▶ _TEXT TO READ_:
Table 1. Specimen design parameters.

Specimen ID	Strengthening Scheme	Strengthening Thickness (mm)	Measured Dimensions (H × W × T) (mm)	Mortar Strength Grade	Eccentricity Ratio
KXW-30	Double-sided strengthening	30	1060 × 780 × 250	Mb5.0	0.5y
KXW-45	Double-sided strengthening	45	1090 × 810 × 280	Mb5.0	0.5y
SKXW-30	Single-sided strengthening	30	1060 × 780 × 220	Mb5.0	0.5y

Note: y represents the distance from the section centroid to the edge.

. The specimen configuration and fabrication process are shown in Figure 2 and Figure 3, respectively.

All strengthening layers were reinforced with 6 mm diameter steel wire mesh, with vertical bars arranged as C6@200 and horizontal bars arranged as C6@180. In the double-sided strengthened specimens, the steel meshes on both sides were connected by tie bars, and U-shaped reinforcing bars were used at the side edges and corners for strengthening. The single-sided strengthened specimen adopted similar detailing on the strengthened side and in the edge regions.

Owing to the limitations of the experimental conditions, only three strengthened specimens with an eccentricity ratio of 0.5y were included in the present test program, and no unstrengthened original wall was incorporated as a control specimen. Accordingly, the experimental program was designed primarily to compare the relative mechanical responses of different HPFRCC strengthening configurations under the same eccentric compression condition, rather than to directly quantify the absolute strengthening effectiveness relative to an unstrengthened wall. Such direct quantification was beyond the scope of the present study and should be investigated in future work.

2.2. Mechanical Properties of Materials

The reinforcing bars used in the tests were 6 mm-diameter HRB400 steel bars. Their measured yield strength and ultimate tensile strength were 468.99 MPa and 575.23 MPa, respectively, as listed in

Table 2. Measured mechanical properties of reinforcing bars.

Steel Grade	Diameter (mm)	Yield Strength (MPa)	Ultimate Tensile Strength (MPa)
HRB400	6	468.99	575.23

.

The masonry units were MU5.0 concrete hollow blocks, with an average compressive strength of 3.69 MPa. The masonry mortar had a design strength grade of Mb5.0 and an average compressive strength of 6.35 MPa, as listed in

Table 3. Measured mechanical properties of concrete hollow blocks and masonry mortar.

Material	Grade	Specimen Size (mm)	Number of Specimens	Strength Index	Measured Values (MPa)	Average Value (MPa)
Concrete hollow block	MU5.0	390 × 190 × 190	5	Compressive strength	4.15, 4.45, 2.88, 3.65, 3.34	3.69
Masonry mortar	Mb5.0	70.7 × 70.7 × 70.7	4	Cube compressive strength	4.60, 6.90, 7.30, 6.60	6.35

.

The strengthening material was HPFRCC incorporating polyvinyl alcohol (PVA) fibers. The properties of the PVA fibers are listed in

Table 4. Properties of PVA fibers.

Fiber Type	Length (mm)	Diameter (μm)	Aspect Ratio	Elongation (%)	Tensile Strength (MPa)	Density (g/cm3)	Elastic Modulus (GPa)
PVA	12	39	308	7	1600	1.3	40

.

The average tensile strength and compressive strength of HPFRCC, obtained from direct tensile tests and cube compression tests, were 2.40 MPa and 24.16 MPa, respectively, as listed in

Table 5. Measured mechanical properties of HPFRCC.

Property	Test Method	Number of Specimens	Measured Values (MPa)	Average Value (MPa)

▶ _SET PROBLEM 1_: In the records, replace "add-alarm-icon" with "add-alert-icon" from the line with "Find all labels, buttons, inputs, and" to the line with "create-volume-button[interactable]: Create volume", and change nothing else. Reproduce only those lines, leaving out the pictures.
The text and the records were taken from unrelated sources.

▶ _RECORDS SHOWN_:

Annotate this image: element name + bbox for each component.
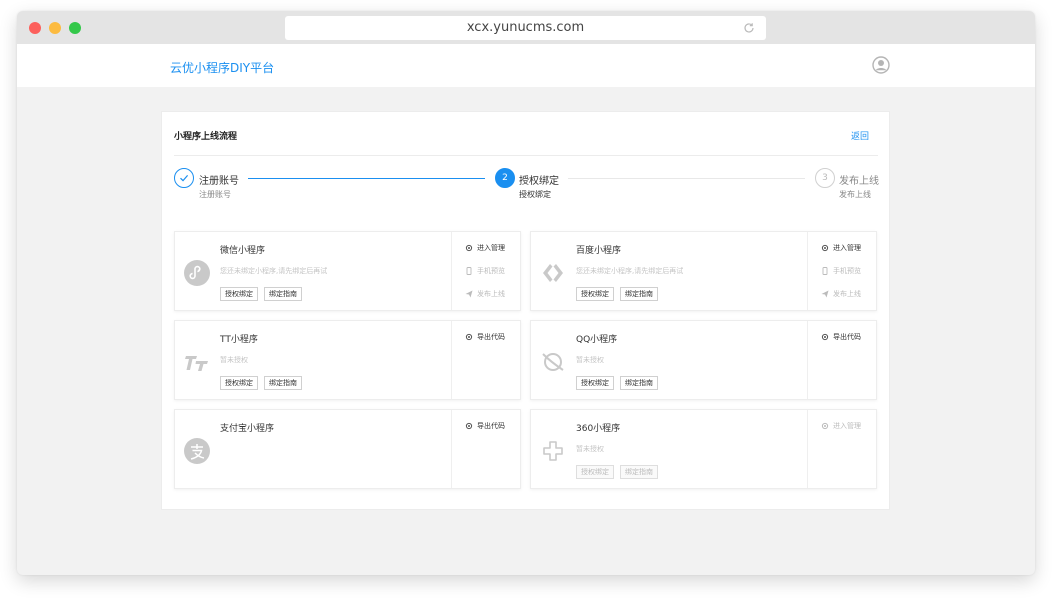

* * *

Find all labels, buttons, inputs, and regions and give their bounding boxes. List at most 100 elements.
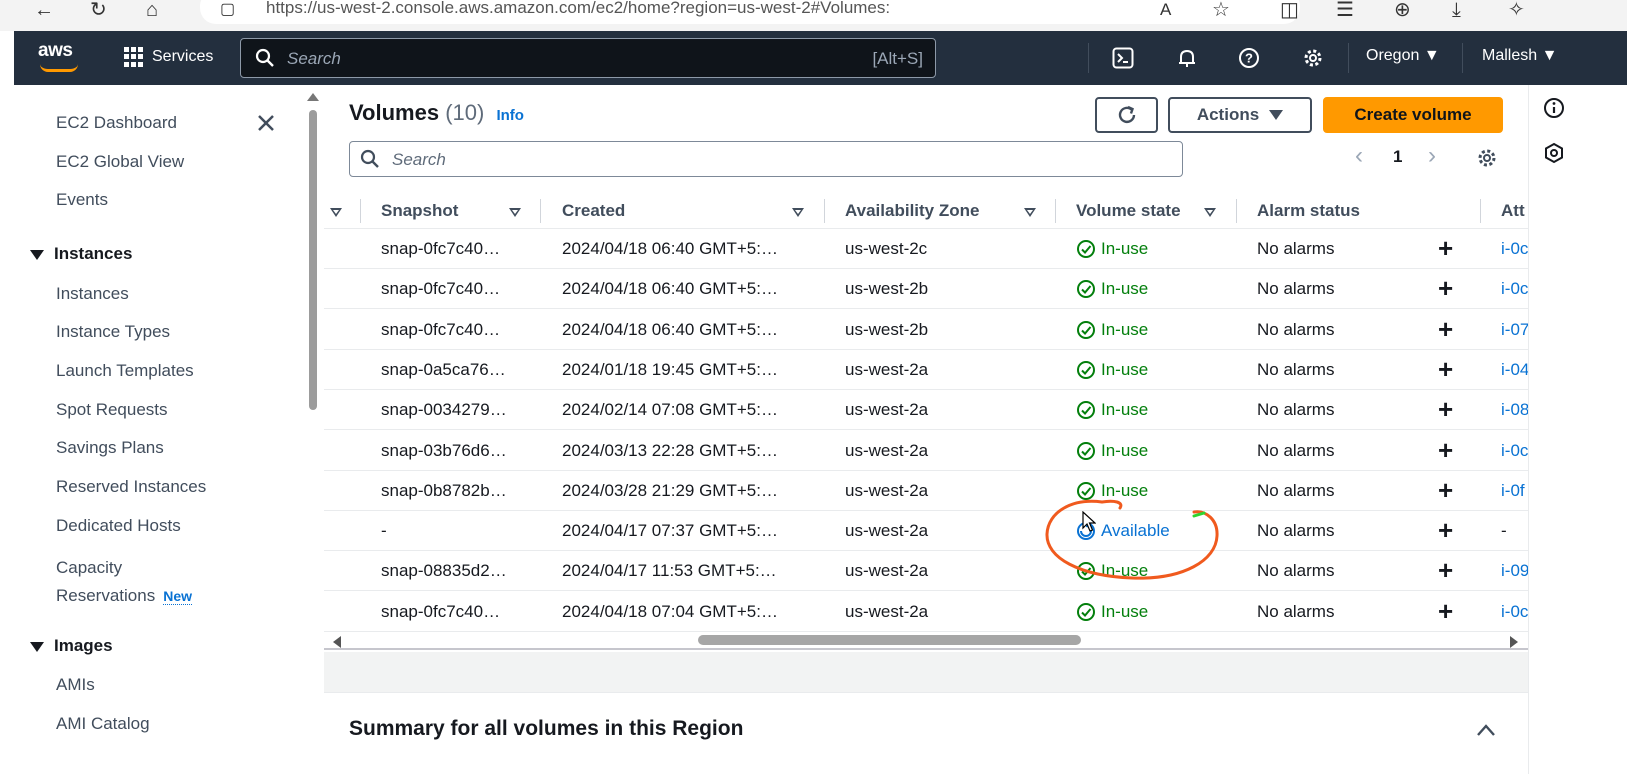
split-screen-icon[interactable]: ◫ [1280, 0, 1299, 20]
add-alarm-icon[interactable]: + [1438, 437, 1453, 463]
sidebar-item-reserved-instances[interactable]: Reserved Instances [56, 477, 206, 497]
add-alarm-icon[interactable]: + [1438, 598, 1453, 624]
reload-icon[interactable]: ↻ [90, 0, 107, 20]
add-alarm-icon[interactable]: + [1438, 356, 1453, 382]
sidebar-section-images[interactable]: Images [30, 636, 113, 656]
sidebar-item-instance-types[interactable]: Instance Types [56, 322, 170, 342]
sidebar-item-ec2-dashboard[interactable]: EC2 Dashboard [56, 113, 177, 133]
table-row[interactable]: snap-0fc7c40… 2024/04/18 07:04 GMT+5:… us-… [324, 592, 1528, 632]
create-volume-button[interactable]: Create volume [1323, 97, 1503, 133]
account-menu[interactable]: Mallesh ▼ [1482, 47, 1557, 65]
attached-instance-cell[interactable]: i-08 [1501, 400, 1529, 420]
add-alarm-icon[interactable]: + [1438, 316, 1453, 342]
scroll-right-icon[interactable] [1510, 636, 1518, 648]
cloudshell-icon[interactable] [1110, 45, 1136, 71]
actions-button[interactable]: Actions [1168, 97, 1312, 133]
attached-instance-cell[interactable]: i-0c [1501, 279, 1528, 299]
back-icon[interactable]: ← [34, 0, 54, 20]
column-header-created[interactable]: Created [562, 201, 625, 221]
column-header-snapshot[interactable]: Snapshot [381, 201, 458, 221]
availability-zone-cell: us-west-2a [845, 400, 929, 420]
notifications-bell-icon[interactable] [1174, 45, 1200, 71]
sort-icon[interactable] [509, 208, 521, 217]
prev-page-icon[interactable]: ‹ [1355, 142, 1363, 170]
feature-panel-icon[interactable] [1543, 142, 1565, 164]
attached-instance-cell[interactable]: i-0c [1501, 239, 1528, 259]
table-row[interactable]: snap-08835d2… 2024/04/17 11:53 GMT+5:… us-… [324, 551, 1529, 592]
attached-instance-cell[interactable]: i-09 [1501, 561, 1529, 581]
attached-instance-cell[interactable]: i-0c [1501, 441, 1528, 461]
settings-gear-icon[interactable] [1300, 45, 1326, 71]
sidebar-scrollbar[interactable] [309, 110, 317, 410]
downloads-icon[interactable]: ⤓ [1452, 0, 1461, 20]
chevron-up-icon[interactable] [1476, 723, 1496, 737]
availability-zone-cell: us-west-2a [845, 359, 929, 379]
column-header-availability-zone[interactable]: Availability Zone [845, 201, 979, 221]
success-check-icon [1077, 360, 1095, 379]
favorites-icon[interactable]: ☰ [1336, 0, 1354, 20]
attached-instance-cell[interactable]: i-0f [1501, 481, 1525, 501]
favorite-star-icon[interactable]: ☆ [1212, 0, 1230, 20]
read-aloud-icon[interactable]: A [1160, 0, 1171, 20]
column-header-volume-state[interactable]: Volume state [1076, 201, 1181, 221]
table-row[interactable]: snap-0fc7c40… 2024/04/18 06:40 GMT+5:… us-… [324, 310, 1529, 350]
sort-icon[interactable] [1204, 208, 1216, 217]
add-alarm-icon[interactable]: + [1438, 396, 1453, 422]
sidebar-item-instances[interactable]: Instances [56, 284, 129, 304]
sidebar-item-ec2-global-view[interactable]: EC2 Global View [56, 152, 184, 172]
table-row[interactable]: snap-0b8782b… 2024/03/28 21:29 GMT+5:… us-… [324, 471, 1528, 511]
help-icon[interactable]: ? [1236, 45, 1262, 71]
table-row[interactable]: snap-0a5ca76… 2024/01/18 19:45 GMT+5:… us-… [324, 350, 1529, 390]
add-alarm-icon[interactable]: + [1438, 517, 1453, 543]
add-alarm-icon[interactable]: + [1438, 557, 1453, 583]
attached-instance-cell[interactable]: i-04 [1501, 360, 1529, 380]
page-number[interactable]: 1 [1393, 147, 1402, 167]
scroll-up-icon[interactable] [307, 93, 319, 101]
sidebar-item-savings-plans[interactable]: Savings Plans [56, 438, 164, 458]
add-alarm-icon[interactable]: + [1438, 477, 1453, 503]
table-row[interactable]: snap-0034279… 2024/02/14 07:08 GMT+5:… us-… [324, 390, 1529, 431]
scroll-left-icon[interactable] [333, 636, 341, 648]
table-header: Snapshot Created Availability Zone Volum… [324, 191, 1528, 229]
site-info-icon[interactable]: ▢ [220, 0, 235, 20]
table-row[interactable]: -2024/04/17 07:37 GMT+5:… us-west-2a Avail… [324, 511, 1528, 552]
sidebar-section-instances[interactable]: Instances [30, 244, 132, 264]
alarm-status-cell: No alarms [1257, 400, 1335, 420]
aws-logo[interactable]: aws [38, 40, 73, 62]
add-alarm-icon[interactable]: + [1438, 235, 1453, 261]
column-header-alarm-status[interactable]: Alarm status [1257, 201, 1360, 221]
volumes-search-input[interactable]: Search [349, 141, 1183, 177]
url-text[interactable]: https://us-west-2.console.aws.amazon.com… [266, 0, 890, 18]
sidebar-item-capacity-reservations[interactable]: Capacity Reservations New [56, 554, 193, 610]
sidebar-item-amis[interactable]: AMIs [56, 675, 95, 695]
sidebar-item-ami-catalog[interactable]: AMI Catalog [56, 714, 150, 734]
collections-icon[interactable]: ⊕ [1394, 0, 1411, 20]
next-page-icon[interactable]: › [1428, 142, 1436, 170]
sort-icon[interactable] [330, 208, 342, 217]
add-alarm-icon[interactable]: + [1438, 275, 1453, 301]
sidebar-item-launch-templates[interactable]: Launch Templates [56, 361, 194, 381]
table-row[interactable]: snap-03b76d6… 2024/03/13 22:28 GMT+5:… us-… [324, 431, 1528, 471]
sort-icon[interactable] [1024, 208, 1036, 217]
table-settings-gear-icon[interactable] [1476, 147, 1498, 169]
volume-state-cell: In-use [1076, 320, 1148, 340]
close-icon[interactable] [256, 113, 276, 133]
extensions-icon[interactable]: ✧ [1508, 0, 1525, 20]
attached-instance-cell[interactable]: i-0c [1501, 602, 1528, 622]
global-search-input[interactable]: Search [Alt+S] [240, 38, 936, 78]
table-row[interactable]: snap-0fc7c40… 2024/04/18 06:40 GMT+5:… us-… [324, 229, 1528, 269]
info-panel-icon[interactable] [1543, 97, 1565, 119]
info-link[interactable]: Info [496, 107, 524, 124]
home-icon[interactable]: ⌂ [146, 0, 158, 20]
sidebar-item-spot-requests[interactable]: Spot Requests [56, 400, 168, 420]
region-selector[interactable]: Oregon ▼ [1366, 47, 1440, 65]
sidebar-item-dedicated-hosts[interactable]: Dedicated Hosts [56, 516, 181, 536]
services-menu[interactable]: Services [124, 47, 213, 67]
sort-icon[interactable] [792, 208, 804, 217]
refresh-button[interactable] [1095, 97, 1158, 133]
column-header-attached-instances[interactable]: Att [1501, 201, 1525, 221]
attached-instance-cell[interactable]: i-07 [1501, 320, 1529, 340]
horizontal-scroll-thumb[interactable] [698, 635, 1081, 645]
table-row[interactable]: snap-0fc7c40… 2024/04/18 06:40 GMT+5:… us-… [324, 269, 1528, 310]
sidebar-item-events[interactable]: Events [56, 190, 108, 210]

▶ _SET PROBLEM 2_: Continue the text on strengthening masonry walls with HPFRCC from the point where it stops.

▶ _REPLY 1_:
Find all labels, buttons, inputs, and regions and give their bounding boxes. List at most 100 elements.
split-screen-icon[interactable]: ◫ [1280, 0, 1299, 20]
add-alert-icon[interactable]: + [1438, 437, 1453, 463]
sidebar-item-reserved-instances[interactable]: Reserved Instances [56, 477, 206, 497]
add-alert-icon[interactable]: + [1438, 598, 1453, 624]
reload-icon[interactable]: ↻ [90, 0, 107, 20]
add-alert-icon[interactable]: + [1438, 356, 1453, 382]
sidebar-section-images[interactable]: Images [30, 636, 113, 656]
sidebar-item-instance-types[interactable]: Instance Types [56, 322, 170, 342]
sidebar-item-ec2-dashboard[interactable]: EC2 Dashboard [56, 113, 177, 133]
table-row[interactable]: snap-0fc7c40… 2024/04/18 07:04 GMT+5:… us-… [324, 592, 1528, 632]
create-volume-button[interactable]: Create volume [1323, 97, 1503, 133]

▶ _REPLY 2_:
TENSILE strength	Dog-bone tensile test	6	2.87, 3.21, 2.73, 1.52, 2.44, 1.67	2.40
COMPRESSIVE strength	Cube compression test	6	25.60, 25.48, 24.55, 24.25, 23.23, 21.83	24.16

. It should be noted that the material tests in this study were primarily intended to provide the strength parameters required for structural analysis, rather than to systematically determine a complete set of tensile constitutive parameters, such as the full tensile stress–strain curve, ultimate tensile strain, and the slope of the strain-hardening branch. Given the scatter in the direct tensile test results, the tensile strain-hardening behavior of HPFRCC was represented using an equivalent simplified approach based on the measured strength values for structural-level analysis rather than detailed material-level constitutive characterization.

2.3. Test Setup and Loading Procedure

The eccentric compression test was carried out using a 10,000 kN electro-hydraulic servo universal testing machine. A spherical hinge was installed above the loading beam to minimize unintended secondary bending moments caused by slight installation eccentricities or contact imperfections. The eccentric load was applied by intentionally offsetting the vertical load line from the section centroid of the specimen at the top loading position. In this study, the eccentricity ratio was taken as 0.5y, where y denotes the distance from the section centroid to the edge of the section. During loading, the prescribed eccentricity was maintained through the relative position between the loading plate and the specimen section, while a cement mortar leveling layer was used at the top and bottom of the specimen to improve the uniformity of contact stress. The overall test setup and the eccentric load application scheme are illustrated in Figure 4.

The tests were conducted using a combination of load control and displacement control. Before formal loading, a preload of 20 kN was applied. During the initial loading stage, the load was increased by 10 kN per increment and held for 5 min at each level. After the appearance of the first crack, the load increment was increased to 20 kN, with a holding time of 5 min for each level. As crack development progressed further, the load increment was increased to 50 kN, again with a holding time of 5 min at each level. After the peak load was reached and the descending branch was entered, the loading mode was changed to displacement control at a rate of 0.1 mm/min. The test was terminated when the load dropped to 85% of the peak load.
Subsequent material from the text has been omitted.